## [TAREFA PROPOSTA]
Reproduza a listagem abaixo linha por linha, sem qualquer alteração.
━━━ SEÇÃO DE DADOS ━━━
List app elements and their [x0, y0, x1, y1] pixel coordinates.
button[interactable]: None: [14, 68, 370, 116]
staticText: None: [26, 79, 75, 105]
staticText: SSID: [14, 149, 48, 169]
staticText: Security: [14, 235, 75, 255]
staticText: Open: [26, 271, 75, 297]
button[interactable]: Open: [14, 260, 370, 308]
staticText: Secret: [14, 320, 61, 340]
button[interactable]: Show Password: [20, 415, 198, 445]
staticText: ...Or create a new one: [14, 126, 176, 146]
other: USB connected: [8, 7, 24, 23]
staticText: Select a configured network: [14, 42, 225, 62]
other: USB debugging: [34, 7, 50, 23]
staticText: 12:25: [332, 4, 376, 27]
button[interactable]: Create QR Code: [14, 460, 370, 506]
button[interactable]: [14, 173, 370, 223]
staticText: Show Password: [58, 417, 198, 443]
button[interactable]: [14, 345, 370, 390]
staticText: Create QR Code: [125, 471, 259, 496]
━━━
## [RESPOSTA DA TAREFA]
List app elements and their [x0, y0, x1, y1] pixel coordinates.
button[interactable]: None: [14, 68, 370, 116]
staticText: None: [26, 79, 75, 105]
staticText: SSID: [14, 149, 48, 169]
staticText: Security: [14, 235, 75, 255]
staticText: Open: [26, 271, 75, 297]
button[interactable]: Open: [14, 260, 370, 308]
staticText: Secret: [14, 320, 61, 340]
button[interactable]: Show Password: [20, 415, 198, 445]
staticText: ...Or create a new one: [14, 126, 176, 146]
other: USB connected: [8, 7, 24, 23]
staticText: Select a configured network: [14, 42, 225, 62]
other: USB debugging: [34, 7, 50, 23]
staticText: 12:25: [332, 4, 376, 27]
button[interactable]: Create QR Code: [14, 460, 370, 506]
button[interactable]: [14, 173, 370, 223]
staticText: Show Password: [58, 417, 198, 443]
button[interactable]: [14, 345, 370, 390]
staticText: Create QR Code: [125, 471, 259, 496]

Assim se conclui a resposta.